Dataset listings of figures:
>> begin

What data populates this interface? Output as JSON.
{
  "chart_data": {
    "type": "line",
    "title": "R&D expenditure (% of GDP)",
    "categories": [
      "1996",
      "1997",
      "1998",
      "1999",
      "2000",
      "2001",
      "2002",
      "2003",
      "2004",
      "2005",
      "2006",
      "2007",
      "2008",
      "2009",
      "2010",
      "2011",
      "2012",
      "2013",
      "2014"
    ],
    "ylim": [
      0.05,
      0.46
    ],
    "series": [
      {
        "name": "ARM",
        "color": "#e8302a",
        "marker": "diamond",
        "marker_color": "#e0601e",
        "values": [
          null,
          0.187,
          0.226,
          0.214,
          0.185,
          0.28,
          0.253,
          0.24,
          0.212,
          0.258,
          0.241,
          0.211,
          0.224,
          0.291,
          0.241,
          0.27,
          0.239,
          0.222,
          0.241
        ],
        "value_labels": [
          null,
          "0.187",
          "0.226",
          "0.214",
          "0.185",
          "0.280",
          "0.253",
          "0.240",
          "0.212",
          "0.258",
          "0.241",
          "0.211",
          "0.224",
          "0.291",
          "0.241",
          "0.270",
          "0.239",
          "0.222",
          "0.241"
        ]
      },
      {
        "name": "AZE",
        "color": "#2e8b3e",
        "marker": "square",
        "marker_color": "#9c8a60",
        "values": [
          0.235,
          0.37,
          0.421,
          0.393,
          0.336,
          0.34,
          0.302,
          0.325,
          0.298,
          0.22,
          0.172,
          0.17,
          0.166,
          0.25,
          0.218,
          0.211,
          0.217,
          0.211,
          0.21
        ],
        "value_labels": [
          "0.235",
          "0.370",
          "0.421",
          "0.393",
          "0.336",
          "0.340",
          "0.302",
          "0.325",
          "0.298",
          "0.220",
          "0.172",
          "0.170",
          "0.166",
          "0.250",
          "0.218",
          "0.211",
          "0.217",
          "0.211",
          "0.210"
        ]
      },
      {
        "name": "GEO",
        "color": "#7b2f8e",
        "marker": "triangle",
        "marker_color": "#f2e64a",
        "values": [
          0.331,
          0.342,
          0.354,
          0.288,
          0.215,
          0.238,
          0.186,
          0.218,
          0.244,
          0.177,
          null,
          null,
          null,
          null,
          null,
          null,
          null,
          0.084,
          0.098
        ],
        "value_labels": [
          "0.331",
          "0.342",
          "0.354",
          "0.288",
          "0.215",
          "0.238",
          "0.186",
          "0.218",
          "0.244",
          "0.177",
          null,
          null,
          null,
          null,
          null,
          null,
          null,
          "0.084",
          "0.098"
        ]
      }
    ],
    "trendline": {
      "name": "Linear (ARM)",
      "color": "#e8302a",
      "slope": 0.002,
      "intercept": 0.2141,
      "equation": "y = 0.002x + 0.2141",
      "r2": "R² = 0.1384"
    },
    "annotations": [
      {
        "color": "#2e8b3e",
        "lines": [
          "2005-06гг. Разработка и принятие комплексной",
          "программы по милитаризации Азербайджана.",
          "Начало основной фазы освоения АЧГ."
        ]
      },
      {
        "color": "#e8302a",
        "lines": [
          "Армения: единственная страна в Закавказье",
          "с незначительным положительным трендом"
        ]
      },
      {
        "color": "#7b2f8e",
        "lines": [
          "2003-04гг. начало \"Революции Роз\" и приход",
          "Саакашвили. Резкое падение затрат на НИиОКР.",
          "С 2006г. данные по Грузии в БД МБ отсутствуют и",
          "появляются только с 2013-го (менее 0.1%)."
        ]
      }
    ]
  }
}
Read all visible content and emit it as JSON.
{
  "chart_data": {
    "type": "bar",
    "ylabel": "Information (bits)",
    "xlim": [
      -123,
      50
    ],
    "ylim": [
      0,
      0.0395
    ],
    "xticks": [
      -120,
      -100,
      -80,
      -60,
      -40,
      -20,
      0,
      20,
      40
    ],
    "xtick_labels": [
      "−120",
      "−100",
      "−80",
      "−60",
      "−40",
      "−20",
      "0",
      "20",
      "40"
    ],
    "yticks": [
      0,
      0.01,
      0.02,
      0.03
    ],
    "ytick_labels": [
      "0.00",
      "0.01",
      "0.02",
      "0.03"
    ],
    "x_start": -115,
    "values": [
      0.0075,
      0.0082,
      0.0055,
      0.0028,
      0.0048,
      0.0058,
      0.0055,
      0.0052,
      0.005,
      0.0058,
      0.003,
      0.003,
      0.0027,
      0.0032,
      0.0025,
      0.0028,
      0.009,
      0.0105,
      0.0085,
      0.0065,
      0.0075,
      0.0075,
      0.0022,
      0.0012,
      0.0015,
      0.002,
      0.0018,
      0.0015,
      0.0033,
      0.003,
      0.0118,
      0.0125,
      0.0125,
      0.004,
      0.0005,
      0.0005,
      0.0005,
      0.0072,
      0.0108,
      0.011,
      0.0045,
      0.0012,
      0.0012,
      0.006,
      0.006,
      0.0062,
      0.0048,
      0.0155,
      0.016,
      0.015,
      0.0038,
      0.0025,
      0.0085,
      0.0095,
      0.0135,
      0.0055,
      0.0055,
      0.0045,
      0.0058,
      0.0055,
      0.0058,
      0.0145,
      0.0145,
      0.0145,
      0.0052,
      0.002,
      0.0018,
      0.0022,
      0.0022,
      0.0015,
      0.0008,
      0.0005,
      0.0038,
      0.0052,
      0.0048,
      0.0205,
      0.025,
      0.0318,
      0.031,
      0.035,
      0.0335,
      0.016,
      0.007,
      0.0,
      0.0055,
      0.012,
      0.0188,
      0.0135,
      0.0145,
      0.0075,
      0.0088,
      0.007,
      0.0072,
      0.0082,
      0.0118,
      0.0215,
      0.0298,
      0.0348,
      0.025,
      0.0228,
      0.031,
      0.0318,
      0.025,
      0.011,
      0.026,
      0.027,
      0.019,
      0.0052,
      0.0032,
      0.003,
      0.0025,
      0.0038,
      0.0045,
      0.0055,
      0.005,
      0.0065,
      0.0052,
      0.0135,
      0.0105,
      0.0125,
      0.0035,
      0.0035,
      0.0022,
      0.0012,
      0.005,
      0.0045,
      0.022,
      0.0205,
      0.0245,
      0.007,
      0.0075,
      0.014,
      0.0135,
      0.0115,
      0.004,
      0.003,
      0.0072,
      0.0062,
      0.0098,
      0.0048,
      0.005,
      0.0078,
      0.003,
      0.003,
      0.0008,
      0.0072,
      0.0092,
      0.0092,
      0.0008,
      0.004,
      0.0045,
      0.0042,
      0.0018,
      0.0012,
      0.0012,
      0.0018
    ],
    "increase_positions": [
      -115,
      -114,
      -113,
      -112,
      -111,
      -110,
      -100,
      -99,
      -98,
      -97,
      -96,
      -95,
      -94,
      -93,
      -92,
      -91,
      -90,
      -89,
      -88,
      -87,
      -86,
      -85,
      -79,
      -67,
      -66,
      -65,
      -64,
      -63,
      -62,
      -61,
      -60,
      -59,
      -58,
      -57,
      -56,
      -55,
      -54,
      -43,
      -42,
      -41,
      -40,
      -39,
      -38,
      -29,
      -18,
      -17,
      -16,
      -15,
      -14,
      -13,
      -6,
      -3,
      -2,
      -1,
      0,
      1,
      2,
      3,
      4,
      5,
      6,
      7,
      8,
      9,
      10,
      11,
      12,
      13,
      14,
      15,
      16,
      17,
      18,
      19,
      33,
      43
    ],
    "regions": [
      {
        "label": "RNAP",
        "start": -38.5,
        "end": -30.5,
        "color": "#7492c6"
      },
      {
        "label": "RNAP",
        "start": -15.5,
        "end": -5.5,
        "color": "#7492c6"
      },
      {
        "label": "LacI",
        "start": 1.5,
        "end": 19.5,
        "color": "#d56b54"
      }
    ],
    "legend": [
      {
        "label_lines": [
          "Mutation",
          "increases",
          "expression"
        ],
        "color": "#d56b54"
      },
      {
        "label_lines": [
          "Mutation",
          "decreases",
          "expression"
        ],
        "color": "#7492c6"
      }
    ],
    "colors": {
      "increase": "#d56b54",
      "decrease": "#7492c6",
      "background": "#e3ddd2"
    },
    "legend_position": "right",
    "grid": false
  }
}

>> end

§ **Exercise**
Identify each line in the entries with the word "JSON" and copy it.

§ **Expected answer**
What data populates this interface? Output as JSON.
Read all visible content and emit it as JSON.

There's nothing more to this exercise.